*SHORT PROBLEM:* Search the material for "Sipil" and show all lines that contain it.

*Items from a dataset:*
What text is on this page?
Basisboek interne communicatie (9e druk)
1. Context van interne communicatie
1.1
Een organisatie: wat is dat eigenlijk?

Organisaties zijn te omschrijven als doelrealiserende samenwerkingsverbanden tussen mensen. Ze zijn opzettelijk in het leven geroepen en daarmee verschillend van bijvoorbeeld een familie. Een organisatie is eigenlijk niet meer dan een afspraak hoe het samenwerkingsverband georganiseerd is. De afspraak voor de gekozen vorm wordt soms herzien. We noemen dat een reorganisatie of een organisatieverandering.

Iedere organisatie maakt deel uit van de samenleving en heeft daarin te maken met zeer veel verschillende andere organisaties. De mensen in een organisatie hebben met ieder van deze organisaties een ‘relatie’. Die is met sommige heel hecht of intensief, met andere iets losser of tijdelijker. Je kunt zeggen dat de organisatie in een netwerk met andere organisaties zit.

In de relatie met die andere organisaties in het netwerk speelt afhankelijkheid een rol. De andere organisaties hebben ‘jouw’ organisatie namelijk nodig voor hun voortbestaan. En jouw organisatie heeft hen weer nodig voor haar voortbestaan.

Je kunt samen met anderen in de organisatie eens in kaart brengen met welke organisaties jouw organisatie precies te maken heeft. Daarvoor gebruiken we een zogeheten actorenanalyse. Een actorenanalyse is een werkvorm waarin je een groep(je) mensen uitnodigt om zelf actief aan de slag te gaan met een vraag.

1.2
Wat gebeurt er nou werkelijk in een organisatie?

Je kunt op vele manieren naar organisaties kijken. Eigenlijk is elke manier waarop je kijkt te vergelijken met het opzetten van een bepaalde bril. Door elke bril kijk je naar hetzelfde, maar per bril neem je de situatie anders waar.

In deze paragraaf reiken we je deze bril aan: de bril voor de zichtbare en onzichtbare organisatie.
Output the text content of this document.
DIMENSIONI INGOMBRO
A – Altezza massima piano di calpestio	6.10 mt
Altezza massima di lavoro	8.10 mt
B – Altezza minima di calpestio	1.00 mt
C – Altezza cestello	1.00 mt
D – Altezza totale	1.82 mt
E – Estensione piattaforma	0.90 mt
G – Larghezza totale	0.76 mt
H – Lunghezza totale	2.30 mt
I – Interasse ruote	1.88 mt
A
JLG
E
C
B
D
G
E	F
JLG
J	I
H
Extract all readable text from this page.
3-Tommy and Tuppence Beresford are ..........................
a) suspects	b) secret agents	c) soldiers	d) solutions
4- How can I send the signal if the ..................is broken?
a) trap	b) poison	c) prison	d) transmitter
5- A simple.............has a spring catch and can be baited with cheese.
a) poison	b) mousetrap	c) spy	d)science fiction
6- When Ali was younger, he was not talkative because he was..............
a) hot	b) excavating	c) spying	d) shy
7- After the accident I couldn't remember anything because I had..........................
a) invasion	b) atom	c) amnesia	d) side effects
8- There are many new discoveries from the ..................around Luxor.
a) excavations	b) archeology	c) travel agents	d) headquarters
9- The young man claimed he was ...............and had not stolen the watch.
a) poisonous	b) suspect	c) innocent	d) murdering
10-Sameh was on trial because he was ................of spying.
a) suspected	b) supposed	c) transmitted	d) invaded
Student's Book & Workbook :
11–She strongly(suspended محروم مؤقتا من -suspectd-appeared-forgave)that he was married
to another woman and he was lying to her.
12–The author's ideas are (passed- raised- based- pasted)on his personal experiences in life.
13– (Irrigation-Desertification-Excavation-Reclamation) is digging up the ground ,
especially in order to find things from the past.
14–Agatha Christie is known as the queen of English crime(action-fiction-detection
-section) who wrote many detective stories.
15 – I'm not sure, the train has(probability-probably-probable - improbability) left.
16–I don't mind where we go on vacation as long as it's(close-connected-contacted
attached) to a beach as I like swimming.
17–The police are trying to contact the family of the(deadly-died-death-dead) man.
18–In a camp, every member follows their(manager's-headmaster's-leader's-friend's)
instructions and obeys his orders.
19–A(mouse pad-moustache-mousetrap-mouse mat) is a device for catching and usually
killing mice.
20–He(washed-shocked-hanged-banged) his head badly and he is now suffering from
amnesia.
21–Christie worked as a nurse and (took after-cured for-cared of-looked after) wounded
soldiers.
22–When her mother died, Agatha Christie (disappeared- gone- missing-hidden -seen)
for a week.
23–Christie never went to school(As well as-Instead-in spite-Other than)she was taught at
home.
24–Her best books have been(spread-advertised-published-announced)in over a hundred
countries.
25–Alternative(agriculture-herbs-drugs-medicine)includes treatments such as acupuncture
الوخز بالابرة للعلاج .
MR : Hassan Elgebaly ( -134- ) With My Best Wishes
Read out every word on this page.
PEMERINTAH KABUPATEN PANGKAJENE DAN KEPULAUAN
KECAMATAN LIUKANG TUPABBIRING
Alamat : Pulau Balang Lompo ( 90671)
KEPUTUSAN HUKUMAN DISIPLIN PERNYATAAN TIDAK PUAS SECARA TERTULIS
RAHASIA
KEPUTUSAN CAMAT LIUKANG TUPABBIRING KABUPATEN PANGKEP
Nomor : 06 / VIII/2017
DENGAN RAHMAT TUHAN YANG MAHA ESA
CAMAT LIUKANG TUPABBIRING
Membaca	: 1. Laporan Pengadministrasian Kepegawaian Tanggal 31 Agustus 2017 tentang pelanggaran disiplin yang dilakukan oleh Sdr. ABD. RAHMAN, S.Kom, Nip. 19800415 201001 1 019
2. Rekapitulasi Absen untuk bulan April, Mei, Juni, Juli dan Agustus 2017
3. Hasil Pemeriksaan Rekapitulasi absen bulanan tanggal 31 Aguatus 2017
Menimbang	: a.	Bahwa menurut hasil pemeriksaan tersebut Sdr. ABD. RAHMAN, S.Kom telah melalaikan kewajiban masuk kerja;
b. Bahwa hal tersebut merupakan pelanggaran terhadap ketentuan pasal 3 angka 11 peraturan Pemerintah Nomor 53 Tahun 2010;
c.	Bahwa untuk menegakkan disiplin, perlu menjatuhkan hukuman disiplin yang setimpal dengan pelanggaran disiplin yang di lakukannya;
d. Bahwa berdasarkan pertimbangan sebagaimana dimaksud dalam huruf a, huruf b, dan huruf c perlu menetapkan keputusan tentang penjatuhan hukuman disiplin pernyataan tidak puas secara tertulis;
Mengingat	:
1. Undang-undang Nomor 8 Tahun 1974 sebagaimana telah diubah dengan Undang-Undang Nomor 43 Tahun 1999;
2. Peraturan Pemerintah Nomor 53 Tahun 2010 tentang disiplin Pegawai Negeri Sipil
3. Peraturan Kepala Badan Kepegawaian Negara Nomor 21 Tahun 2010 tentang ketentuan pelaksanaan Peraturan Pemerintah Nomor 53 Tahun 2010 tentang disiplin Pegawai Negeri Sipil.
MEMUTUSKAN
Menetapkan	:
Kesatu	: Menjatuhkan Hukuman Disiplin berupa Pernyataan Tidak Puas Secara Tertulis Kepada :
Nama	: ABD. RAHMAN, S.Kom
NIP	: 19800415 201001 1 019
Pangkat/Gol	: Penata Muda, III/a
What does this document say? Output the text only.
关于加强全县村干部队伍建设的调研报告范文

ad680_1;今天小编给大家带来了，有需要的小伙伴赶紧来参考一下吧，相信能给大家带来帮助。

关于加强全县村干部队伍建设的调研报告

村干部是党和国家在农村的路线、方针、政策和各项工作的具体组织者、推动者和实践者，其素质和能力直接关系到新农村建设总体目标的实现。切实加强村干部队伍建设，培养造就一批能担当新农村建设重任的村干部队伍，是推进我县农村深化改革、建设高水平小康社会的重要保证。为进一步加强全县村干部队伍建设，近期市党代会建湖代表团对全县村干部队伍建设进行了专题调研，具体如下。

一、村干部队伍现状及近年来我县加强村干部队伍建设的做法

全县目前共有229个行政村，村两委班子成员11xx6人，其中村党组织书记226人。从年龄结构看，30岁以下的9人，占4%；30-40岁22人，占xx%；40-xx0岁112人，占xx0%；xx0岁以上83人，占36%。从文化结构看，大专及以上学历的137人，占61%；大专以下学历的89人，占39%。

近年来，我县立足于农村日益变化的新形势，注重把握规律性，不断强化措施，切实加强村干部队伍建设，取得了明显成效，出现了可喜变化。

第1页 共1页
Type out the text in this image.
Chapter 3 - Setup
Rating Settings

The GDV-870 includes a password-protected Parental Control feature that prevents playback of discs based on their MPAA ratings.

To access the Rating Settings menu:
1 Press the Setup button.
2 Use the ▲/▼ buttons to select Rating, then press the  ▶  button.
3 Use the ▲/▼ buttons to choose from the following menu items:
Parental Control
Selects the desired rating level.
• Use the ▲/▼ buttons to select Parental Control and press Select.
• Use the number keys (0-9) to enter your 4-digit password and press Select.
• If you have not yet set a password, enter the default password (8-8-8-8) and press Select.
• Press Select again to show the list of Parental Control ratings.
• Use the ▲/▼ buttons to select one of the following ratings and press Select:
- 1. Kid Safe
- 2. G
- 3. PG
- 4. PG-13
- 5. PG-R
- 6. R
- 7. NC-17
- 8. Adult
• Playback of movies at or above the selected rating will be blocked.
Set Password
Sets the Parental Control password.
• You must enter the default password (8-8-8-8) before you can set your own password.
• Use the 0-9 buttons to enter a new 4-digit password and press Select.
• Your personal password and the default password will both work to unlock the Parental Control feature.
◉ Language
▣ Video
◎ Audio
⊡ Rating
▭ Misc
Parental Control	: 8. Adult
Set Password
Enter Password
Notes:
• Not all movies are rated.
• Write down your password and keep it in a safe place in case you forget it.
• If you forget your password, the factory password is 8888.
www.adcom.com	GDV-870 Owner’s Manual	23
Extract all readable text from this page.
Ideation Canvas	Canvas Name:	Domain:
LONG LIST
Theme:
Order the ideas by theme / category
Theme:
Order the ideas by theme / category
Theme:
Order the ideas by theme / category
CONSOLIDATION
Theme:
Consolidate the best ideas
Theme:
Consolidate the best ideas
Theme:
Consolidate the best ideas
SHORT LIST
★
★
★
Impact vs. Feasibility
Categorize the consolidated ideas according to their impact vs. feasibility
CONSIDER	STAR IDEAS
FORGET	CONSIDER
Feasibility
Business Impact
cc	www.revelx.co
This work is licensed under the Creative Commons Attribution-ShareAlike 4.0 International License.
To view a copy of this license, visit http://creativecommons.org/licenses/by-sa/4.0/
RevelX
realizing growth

*SOLVED PROBLEM:*
2. Peraturan Pemerintah Nomor 53 Tahun 2010 tentang disiplin Pegawai Negeri Sipil
3. Peraturan Kepala Badan Kepegawaian Negara Nomor 21 Tahun 2010 tentang ketentuan pelaksanaan Peraturan Pemerintah Nomor 53 Tahun 2010 tentang disiplin Pegawai Negeri Sipil.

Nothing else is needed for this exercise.